Goal - The entries below need to be written out exactly, with no pictures included.

Dataset entries -
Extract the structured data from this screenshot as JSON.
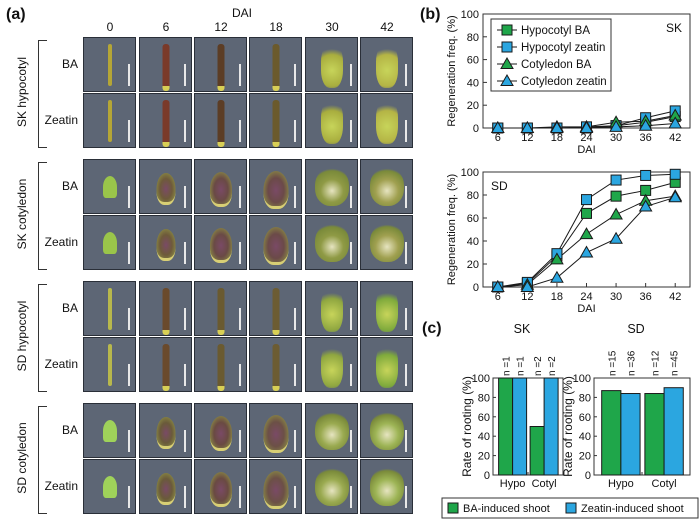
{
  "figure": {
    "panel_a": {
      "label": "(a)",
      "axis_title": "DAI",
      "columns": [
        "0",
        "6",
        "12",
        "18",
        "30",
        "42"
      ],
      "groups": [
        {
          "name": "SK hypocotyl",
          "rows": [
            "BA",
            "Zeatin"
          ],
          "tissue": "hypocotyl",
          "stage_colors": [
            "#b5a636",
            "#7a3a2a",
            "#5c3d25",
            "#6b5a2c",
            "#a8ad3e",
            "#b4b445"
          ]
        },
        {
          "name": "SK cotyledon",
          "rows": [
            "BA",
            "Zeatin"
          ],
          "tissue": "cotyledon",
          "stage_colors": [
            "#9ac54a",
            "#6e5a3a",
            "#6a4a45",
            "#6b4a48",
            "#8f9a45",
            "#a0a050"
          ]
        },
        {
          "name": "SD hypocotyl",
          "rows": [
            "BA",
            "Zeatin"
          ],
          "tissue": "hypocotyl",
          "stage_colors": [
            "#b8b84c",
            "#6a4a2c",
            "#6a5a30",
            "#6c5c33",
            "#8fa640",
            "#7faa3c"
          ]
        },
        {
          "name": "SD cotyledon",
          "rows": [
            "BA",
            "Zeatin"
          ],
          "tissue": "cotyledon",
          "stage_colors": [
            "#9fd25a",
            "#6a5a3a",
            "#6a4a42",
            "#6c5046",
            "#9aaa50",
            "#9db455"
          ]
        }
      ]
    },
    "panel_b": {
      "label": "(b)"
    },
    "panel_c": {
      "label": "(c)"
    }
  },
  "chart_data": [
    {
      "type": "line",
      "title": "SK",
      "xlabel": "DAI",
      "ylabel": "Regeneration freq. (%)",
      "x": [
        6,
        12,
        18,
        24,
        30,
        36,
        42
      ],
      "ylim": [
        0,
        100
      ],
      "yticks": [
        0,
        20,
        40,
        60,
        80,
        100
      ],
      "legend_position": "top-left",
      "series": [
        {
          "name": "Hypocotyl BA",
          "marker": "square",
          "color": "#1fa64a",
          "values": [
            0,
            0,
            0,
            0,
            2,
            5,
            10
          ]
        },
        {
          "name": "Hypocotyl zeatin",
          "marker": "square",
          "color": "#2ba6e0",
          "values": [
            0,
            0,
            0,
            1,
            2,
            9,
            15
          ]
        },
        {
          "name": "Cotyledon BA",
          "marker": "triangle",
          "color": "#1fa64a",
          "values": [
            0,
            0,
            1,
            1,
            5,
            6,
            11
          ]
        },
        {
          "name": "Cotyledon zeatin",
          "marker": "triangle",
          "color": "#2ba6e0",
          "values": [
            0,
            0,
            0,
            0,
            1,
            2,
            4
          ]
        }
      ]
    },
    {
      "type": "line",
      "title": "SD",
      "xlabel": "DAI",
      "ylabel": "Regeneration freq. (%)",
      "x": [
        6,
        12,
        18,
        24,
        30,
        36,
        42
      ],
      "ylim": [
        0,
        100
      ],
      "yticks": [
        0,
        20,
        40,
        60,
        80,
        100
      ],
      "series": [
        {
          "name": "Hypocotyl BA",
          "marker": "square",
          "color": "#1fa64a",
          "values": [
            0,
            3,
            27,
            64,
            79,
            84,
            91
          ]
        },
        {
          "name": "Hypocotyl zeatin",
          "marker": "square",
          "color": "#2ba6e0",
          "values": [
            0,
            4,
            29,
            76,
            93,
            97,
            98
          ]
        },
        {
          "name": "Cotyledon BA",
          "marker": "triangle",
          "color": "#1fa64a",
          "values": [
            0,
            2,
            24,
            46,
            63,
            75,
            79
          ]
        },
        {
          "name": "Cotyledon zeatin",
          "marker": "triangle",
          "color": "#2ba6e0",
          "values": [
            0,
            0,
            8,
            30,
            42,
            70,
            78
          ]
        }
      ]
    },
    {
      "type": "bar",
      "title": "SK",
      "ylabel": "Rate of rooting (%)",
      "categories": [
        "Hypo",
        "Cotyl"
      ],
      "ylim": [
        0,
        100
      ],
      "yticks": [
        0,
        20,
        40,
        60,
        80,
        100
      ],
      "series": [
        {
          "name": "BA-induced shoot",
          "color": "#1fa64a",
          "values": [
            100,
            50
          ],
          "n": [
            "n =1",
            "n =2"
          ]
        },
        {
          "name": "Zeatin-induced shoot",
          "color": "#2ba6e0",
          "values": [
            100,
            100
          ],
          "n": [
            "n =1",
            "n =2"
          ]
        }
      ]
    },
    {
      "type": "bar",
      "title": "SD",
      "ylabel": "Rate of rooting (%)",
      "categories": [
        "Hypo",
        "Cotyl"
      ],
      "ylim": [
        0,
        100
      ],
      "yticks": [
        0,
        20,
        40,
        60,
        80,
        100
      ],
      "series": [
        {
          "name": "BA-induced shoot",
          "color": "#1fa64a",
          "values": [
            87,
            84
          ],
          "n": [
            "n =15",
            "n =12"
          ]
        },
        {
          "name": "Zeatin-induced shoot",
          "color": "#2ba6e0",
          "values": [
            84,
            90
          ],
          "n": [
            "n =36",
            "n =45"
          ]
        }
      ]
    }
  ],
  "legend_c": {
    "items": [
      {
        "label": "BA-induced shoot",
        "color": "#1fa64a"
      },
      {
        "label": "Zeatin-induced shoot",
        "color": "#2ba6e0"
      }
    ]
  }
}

Completed task -
Extract the structured data from this screenshot as JSON.
{
  "figure": {
    "panel_a": {
      "label": "(a)",
      "axis_title": "DAI",
      "columns": [
        "0",
        "6",
        "12",
        "18",
        "30",
        "42"
      ],
      "groups": [
        {
          "name": "SK hypocotyl",
          "rows": [
            "BA",
            "Zeatin"
          ],
          "tissue": "hypocotyl",
          "stage_colors": [
            "#b5a636",
            "#7a3a2a",
            "#5c3d25",
            "#6b5a2c",
            "#a8ad3e",
            "#b4b445"
          ]
        },
        {
          "name": "SK cotyledon",
          "rows": [
            "BA",
            "Zeatin"
          ],
          "tissue": "cotyledon",
          "stage_colors": [
            "#9ac54a",
            "#6e5a3a",
            "#6a4a45",
            "#6b4a48",
            "#8f9a45",
            "#a0a050"
          ]
        },
        {
          "name": "SD hypocotyl",
          "rows": [
            "BA",
            "Zeatin"
          ],
          "tissue": "hypocotyl",
          "stage_colors": [
            "#b8b84c",
            "#6a4a2c",
            "#6a5a30",
            "#6c5c33",
            "#8fa640",
            "#7faa3c"
          ]
        },
        {
          "name": "SD cotyledon",
          "rows": [
            "BA",
            "Zeatin"
          ],
          "tissue": "cotyledon",
          "stage_colors": [
            "#9fd25a",
            "#6a5a3a",
            "#6a4a42",
            "#6c5046",
            "#9aaa50",
            "#9db455"
          ]
        }
      ]
    },
    "panel_b": {
      "label": "(b)"
    },
    "panel_c": {
      "label": "(c)"
    }
  },
  "chart_data": [
    {
      "type": "line",
      "title": "SK",
      "xlabel": "DAI",
      "ylabel": "Regeneration freq. (%)",
      "x": [
        6,
        12,
        18,
        24,
        30,
        36,
        42
      ],
      "ylim": [
        0,
        100
      ],
      "yticks": [
        0,
        20,
        40,
        60,
        80,
        100
      ],
      "legend_position": "top-left",
      "series": [
        {
          "name": "Hypocotyl BA",
          "marker": "square",
          "color": "#1fa64a",
          "values": [
            0,
            0,
            0,
            0,
            2,
            5,
            10
          ]
        },
        {
          "name": "Hypocotyl zeatin",
          "marker": "square",
          "color": "#2ba6e0",
          "values": [
            0,
            0,
            0,
            1,
            2,
            9,
            15
          ]
        },
        {
          "name": "Cotyledon BA",
          "marker": "triangle",
          "color": "#1fa64a",
          "values": [
            0,
            0,
            1,
            1,
            5,
            6,
            11
          ]
        },
        {
          "name": "Cotyledon zeatin",
          "marker": "triangle",
          "color": "#2ba6e0",
          "values": [
            0,
            0,
            0,
            0,
            1,
            2,
            4
          ]
        }
      ]
    },
    {
      "type": "line",
      "title": "SD",
      "xlabel": "DAI",
      "ylabel": "Regeneration freq. (%)",
      "x": [
        6,
        12,
        18,
        24,
        30,
        36,
        42
      ],
      "ylim": [
        0,
        100
      ],
      "yticks": [
        0,
        20,
        40,
        60,
        80,
        100
      ],
      "series": [
        {
          "name": "Hypocotyl BA",
          "marker": "square",
          "color": "#1fa64a",
          "values": [
            0,
            3,
            27,
            64,
            79,
            84,
            91
          ]
        },
        {
          "name": "Hypocotyl zeatin",
          "marker": "square",
          "color": "#2ba6e0",
          "values": [
            0,
            4,
            29,
            76,
            93,
            97,
            98
          ]
        },
        {
          "name": "Cotyledon BA",
          "marker": "triangle",
          "color": "#1fa64a",
          "values": [
            0,
            2,
            24,
            46,
            63,
            75,
            79
          ]
        },
        {
          "name": "Cotyledon zeatin",
          "marker": "triangle",
          "color": "#2ba6e0",
          "values": [
            0,
            0,
            8,
            30,
            42,
            70,
            78
          ]
        }
      ]
    },
    {
      "type": "bar",
      "title": "SK",
      "ylabel": "Rate of rooting (%)",
      "categories": [
        "Hypo",
        "Cotyl"
      ],
      "ylim": [
        0,
        100
      ],
      "yticks": [
        0,
        20,
        40,
        60,
        80,
        100
      ],
      "series": [
        {
          "name": "BA-induced shoot",
          "color": "#1fa64a",
          "values": [
            100,
            50
          ],
          "n": [
            "n =1",
            "n =2"
          ]
        },
        {
          "name": "Zeatin-induced shoot",
          "color": "#2ba6e0",
          "values": [
            100,
            100
          ],
          "n": [
            "n =1",
            "n =2"
          ]
        }
      ]
    },
    {
      "type": "bar",
      "title": "SD",
      "ylabel": "Rate of rooting (%)",
      "categories": [
        "Hypo",
        "Cotyl"
      ],
      "ylim": [
        0,
        100
      ],
      "yticks": [
        0,
        20,
        40,
        60,
        80,
        100
      ],
      "series": [
        {
          "name": "BA-induced shoot",
          "color": "#1fa64a",
          "values": [
            87,
            84
          ],
          "n": [
            "n =15",
            "n =12"
          ]
        },
        {
          "name": "Zeatin-induced shoot",
          "color": "#2ba6e0",
          "values": [
            84,
            90
          ],
          "n": [
            "n =36",
            "n =45"
          ]
        }
      ]
    }
  ],
  "legend_c": {
    "items": [
      {
        "label": "BA-induced shoot",
        "color": "#1fa64a"
      },
      {
        "label": "Zeatin-induced shoot",
        "color": "#2ba6e0"
      }
    ]
  }
}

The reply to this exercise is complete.